◆ What is expected: Go through the material below, count the lines with the word "value", and reply with the count alone.
########################################
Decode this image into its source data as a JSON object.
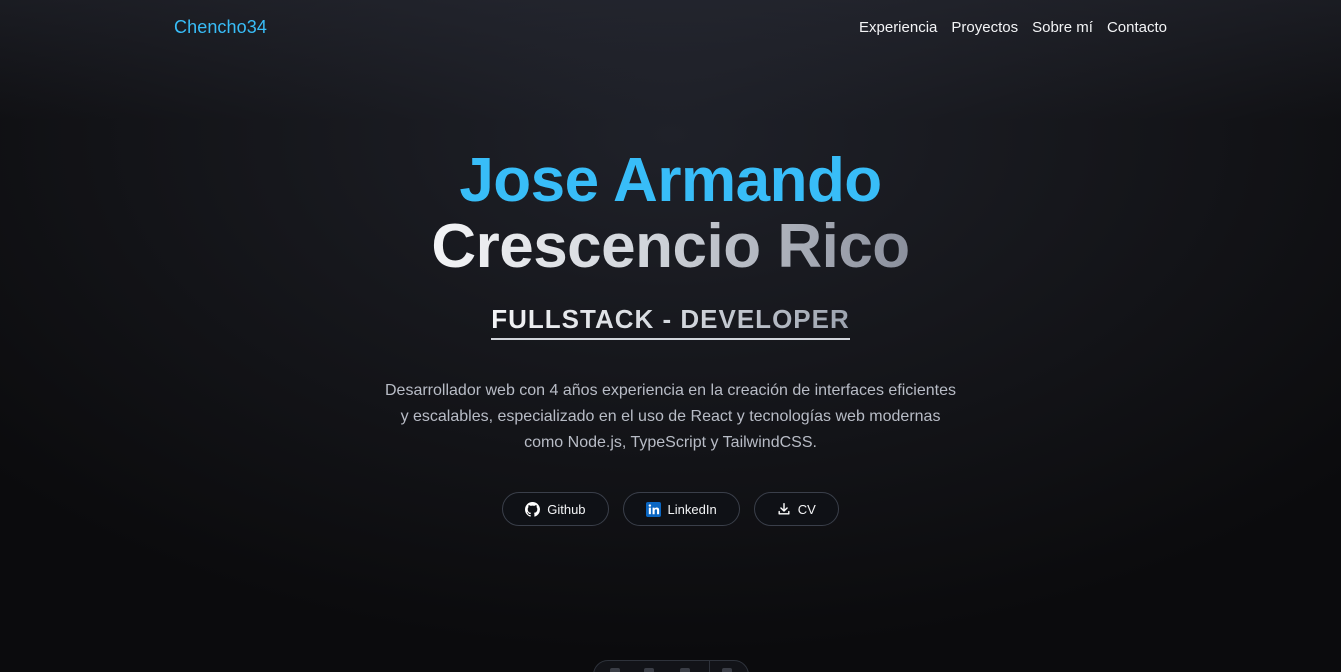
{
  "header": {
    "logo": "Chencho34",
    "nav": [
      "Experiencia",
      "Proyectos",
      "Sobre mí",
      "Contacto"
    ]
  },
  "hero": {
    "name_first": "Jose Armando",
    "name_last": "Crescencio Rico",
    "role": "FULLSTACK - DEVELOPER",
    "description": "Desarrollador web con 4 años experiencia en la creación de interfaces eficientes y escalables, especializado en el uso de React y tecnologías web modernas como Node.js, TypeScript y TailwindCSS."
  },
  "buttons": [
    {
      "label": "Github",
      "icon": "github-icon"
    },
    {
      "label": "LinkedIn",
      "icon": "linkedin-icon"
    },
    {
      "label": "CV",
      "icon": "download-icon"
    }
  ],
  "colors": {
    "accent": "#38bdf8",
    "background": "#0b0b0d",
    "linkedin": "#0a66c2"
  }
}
########################################
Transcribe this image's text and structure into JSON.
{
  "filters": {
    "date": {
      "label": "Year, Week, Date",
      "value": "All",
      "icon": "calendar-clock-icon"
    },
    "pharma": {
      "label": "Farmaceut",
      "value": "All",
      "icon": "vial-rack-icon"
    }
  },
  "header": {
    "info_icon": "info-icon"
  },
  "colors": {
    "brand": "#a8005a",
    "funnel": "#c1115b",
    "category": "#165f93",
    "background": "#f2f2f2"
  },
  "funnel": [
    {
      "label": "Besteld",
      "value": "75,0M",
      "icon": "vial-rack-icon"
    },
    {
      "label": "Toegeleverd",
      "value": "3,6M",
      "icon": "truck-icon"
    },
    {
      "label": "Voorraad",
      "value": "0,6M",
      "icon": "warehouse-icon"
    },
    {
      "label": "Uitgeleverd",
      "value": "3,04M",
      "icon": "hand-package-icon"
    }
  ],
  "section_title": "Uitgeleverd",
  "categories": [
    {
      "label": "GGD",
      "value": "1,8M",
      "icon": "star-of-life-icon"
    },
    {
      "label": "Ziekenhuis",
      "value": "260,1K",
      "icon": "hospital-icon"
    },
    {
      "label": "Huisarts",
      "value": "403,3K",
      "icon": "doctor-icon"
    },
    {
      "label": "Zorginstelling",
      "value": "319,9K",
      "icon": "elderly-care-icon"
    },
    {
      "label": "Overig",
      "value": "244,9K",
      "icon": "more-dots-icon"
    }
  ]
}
########################################
◆ Exercise result: 11